(Collected data)
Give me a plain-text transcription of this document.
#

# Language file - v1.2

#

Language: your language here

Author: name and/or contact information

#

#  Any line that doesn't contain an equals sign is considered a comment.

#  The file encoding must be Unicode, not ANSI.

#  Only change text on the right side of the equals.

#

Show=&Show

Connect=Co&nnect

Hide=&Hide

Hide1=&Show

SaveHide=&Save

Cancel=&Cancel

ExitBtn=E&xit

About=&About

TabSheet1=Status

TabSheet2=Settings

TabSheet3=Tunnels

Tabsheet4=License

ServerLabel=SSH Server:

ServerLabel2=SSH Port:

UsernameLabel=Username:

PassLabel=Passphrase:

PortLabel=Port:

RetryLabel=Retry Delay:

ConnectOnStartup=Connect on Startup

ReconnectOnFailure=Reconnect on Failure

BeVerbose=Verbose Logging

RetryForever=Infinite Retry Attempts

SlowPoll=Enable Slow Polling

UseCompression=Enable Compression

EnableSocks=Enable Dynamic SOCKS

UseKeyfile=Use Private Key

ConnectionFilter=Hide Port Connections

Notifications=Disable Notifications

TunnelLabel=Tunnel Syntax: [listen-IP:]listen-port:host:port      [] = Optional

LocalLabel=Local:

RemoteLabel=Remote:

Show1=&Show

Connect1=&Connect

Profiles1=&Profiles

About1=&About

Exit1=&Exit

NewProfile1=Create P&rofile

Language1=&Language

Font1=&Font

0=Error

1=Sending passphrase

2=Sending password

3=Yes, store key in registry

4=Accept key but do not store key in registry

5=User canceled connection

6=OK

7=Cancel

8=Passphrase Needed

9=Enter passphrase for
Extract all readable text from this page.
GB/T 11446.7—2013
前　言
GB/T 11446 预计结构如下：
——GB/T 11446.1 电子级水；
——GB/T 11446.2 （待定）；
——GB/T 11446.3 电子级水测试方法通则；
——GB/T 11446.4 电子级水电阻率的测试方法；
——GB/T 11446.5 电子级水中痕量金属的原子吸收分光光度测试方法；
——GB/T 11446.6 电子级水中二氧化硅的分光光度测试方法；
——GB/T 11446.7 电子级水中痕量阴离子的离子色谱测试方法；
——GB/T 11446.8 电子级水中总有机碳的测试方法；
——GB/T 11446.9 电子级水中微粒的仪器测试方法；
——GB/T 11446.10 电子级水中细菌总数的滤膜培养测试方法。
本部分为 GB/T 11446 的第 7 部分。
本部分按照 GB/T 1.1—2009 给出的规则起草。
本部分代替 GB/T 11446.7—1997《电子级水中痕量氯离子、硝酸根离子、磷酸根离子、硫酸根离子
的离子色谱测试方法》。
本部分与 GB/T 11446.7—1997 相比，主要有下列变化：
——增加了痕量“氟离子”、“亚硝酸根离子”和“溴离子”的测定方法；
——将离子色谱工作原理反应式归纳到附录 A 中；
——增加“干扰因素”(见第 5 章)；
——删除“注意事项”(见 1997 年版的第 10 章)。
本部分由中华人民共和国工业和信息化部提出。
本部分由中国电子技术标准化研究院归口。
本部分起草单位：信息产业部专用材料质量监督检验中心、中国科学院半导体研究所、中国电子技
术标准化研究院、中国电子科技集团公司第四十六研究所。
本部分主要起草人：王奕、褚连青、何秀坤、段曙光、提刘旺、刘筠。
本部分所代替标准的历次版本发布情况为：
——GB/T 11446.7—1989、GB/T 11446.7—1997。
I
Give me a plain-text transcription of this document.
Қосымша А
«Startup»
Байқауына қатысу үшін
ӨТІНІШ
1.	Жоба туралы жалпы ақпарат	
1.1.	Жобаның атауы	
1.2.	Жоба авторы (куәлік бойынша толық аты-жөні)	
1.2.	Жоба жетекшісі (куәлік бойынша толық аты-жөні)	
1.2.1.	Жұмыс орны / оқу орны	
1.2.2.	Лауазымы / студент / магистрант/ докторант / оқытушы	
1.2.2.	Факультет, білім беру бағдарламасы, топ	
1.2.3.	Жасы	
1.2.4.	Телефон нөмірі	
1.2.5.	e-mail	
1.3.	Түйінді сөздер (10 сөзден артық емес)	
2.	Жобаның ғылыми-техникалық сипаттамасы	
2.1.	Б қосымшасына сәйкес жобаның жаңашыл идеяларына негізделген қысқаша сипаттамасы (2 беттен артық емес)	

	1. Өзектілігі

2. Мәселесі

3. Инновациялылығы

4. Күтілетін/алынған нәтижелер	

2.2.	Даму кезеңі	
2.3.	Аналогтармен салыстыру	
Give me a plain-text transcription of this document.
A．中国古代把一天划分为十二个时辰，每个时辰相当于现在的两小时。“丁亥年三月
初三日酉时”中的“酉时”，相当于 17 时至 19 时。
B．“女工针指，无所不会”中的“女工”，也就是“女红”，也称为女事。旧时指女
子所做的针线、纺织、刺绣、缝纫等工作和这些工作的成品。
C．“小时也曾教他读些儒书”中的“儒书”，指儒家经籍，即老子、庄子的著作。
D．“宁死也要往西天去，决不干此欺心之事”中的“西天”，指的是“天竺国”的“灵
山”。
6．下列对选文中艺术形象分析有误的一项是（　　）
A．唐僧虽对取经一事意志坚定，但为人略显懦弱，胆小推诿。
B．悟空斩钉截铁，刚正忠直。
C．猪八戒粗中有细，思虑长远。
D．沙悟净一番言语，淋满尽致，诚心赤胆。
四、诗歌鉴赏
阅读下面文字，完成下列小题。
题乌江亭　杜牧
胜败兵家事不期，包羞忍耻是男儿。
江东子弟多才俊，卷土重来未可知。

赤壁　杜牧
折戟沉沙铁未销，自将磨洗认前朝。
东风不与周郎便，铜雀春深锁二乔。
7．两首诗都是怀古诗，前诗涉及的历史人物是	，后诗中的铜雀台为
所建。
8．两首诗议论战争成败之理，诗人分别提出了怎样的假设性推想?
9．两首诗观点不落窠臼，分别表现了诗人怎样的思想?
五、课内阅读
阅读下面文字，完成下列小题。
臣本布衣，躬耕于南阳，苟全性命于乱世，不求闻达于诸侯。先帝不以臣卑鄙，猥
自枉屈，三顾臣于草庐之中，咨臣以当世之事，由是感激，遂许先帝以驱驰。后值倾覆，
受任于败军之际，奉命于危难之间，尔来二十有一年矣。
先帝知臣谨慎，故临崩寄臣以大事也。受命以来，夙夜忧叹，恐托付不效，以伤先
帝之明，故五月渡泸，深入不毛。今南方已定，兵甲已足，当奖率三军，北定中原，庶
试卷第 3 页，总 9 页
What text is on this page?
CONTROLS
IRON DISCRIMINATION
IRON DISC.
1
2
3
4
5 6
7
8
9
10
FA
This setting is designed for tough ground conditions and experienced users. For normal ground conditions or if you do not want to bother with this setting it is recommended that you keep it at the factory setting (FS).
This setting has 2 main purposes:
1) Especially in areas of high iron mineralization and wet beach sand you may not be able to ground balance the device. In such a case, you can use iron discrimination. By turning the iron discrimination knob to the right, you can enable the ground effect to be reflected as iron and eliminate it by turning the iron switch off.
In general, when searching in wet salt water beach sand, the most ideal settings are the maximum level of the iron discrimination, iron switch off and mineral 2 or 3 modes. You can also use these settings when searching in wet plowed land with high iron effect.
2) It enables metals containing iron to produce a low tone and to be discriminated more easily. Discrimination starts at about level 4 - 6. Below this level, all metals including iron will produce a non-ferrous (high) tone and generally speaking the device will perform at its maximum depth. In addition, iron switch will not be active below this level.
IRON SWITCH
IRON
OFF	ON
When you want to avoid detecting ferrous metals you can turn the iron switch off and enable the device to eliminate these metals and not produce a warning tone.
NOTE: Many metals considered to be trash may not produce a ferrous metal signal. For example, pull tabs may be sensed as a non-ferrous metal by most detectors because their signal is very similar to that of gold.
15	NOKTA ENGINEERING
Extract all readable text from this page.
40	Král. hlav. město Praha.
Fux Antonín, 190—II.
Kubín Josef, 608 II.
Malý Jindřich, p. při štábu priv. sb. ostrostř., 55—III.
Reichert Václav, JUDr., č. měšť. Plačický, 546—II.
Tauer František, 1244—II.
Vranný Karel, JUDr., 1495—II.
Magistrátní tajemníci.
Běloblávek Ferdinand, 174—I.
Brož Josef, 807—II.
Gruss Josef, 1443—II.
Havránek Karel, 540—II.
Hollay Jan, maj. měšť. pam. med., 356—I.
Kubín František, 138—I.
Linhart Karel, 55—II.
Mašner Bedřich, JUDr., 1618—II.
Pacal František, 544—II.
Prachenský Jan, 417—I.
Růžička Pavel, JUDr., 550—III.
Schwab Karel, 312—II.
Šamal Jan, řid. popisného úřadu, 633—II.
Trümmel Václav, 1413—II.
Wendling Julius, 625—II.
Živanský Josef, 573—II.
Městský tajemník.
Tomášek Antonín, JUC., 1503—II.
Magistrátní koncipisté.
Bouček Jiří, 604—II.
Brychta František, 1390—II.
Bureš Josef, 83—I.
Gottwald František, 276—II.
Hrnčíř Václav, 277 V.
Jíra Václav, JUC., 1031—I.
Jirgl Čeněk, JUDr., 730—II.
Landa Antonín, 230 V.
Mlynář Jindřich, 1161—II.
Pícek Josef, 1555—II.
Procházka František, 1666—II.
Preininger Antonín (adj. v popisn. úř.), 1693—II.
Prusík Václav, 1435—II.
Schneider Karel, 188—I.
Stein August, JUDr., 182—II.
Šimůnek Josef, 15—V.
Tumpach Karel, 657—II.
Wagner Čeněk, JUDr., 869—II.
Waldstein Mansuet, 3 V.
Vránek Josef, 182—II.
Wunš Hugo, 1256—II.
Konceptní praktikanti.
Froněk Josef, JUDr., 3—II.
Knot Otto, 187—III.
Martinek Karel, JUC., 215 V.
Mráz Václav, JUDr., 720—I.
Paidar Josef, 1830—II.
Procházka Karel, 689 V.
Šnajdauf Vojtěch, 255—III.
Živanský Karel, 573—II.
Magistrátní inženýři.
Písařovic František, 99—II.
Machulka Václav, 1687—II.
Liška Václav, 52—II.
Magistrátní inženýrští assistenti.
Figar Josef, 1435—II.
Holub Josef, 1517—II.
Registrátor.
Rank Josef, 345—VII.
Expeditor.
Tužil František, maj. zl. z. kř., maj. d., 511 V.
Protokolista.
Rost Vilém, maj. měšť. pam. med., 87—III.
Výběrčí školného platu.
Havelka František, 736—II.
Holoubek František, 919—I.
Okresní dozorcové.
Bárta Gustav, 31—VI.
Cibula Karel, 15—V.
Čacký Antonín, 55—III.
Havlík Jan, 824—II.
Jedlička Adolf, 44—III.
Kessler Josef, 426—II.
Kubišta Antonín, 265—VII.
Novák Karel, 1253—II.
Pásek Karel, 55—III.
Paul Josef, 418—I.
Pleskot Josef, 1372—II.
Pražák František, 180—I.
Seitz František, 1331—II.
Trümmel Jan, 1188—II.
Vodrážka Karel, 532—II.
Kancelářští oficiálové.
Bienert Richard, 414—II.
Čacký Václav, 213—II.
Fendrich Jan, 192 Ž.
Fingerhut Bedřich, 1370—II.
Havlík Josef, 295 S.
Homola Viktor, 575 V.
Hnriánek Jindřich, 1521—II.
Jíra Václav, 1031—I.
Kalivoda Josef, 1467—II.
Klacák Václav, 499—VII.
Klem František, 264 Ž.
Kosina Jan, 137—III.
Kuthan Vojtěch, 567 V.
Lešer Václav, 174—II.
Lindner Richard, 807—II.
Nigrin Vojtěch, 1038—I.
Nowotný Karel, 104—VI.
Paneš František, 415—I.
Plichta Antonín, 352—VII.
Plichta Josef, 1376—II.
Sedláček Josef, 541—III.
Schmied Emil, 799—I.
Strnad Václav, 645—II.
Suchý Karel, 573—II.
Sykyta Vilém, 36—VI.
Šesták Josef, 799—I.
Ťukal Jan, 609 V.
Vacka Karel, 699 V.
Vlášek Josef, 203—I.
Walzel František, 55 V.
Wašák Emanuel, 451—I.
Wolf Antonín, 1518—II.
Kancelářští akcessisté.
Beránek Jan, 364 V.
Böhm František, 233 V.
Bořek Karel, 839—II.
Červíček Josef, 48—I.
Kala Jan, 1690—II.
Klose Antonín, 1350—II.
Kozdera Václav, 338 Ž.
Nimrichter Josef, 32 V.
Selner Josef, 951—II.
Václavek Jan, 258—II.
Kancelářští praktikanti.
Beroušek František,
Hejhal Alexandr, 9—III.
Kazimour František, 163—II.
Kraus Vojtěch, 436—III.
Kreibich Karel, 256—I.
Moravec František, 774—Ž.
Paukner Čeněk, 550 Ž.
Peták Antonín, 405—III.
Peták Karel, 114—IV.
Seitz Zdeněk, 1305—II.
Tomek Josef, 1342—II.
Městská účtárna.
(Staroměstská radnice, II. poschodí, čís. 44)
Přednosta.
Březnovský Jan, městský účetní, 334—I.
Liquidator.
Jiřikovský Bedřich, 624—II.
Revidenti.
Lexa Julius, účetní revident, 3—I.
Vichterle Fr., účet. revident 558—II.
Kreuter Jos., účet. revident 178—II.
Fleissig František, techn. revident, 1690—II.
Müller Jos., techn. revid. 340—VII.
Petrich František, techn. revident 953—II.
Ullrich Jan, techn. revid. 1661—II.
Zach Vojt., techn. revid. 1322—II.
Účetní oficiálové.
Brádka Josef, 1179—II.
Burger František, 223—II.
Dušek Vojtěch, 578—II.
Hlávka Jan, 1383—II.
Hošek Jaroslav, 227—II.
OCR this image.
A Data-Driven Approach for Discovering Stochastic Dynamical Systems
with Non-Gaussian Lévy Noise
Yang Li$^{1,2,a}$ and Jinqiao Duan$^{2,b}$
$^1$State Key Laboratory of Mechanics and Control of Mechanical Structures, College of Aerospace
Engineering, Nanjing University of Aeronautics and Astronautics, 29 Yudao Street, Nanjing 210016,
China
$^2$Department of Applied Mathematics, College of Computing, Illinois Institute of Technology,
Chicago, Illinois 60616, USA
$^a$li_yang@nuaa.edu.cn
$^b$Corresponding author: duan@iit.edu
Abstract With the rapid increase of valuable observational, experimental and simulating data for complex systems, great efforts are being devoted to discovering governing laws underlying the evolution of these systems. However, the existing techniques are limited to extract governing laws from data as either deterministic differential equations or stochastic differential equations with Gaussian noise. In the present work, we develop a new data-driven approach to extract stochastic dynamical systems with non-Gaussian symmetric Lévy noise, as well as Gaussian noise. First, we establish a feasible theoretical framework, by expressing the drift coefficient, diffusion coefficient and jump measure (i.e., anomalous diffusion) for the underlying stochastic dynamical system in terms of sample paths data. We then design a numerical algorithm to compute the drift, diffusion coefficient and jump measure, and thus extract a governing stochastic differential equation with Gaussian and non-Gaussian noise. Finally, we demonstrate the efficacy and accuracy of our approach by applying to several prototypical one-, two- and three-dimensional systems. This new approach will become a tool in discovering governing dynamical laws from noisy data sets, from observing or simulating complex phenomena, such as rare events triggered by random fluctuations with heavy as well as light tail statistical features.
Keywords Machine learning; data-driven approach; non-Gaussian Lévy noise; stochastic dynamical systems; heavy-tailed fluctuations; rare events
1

Problem statement
Return each line where "сипаттамасы" shows up.

Output for this task
2.	Жобаның ғылыми-техникалық сипаттамасы	
2.1.	Б қосымшасына сәйкес жобаның жаңашыл идеяларына негізделген қысқаша сипаттамасы (2 беттен артық емес)	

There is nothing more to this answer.